-- START OF Stored data --
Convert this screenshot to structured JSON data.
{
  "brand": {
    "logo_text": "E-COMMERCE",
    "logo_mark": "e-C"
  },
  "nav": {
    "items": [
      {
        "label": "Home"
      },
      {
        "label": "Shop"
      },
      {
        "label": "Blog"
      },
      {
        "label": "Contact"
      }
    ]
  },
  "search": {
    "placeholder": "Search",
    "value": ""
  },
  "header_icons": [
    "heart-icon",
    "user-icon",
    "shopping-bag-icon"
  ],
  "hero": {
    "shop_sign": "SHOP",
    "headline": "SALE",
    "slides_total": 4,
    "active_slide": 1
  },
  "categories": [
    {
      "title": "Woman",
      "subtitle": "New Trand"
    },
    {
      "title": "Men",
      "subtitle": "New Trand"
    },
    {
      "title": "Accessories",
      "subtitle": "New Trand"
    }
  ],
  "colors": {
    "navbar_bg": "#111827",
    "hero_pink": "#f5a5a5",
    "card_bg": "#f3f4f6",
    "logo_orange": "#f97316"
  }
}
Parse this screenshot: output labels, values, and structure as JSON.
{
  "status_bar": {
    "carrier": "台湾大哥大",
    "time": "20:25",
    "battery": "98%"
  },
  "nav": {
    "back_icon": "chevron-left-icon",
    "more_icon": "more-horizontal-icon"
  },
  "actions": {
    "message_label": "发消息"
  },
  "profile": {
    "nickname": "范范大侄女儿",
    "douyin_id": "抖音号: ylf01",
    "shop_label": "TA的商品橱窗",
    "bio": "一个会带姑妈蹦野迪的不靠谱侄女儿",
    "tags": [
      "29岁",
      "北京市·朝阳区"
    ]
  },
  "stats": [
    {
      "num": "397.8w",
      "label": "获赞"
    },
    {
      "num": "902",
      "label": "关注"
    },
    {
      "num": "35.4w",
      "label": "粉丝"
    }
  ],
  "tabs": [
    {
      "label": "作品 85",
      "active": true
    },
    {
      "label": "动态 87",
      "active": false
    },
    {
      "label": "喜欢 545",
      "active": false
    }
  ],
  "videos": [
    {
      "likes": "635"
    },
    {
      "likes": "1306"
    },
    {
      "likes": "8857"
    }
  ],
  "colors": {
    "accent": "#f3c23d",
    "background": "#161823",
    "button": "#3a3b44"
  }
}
-- END OF Stored data --
[Given instruction] Every line above should be written out again exactly as it stands.

[Finished exercise]
Convert this screenshot to structured JSON data.
{
  "brand": {
    "logo_text": "E-COMMERCE",
    "logo_mark": "e-C"
  },
  "nav": {
    "items": [
      {
        "label": "Home"
      },
      {
        "label": "Shop"
      },
      {
        "label": "Blog"
      },
      {
        "label": "Contact"
      }
    ]
  },
  "search": {
    "placeholder": "Search",
    "value": ""
  },
  "header_icons": [
    "heart-icon",
    "user-icon",
    "shopping-bag-icon"
  ],
  "hero": {
    "shop_sign": "SHOP",
    "headline": "SALE",
    "slides_total": 4,
    "active_slide": 1
  },
  "categories": [
    {
      "title": "Woman",
      "subtitle": "New Trand"
    },
    {
      "title": "Men",
      "subtitle": "New Trand"
    },
    {
      "title": "Accessories",
      "subtitle": "New Trand"
    }
  ],
  "colors": {
    "navbar_bg": "#111827",
    "hero_pink": "#f5a5a5",
    "card_bg": "#f3f4f6",
    "logo_orange": "#f97316"
  }
}
Parse this screenshot: output labels, values, and structure as JSON.
{
  "status_bar": {
    "carrier": "台湾大哥大",
    "time": "20:25",
    "battery": "98%"
  },
  "nav": {
    "back_icon": "chevron-left-icon",
    "more_icon": "more-horizontal-icon"
  },
  "actions": {
    "message_label": "发消息"
  },
  "profile": {
    "nickname": "范范大侄女儿",
    "douyin_id": "抖音号: ylf01",
    "shop_label": "TA的商品橱窗",
    "bio": "一个会带姑妈蹦野迪的不靠谱侄女儿",
    "tags": [
      "29岁",
      "北京市·朝阳区"
    ]
  },
  "stats": [
    {
      "num": "397.8w",
      "label": "获赞"
    },
    {
      "num": "902",
      "label": "关注"
    },
    {
      "num": "35.4w",
      "label": "粉丝"
    }
  ],
  "tabs": [
    {
      "label": "作品 85",
      "active": true
    },
    {
      "label": "动态 87",
      "active": false
    },
    {
      "label": "喜欢 545",
      "active": false
    }
  ],
  "videos": [
    {
      "likes": "635"
    },
    {
      "likes": "1306"
    },
    {
      "likes": "8857"
    }
  ],
  "colors": {
    "accent": "#f3c23d",
    "background": "#161823",
    "button": "#3a3b44"
  }
}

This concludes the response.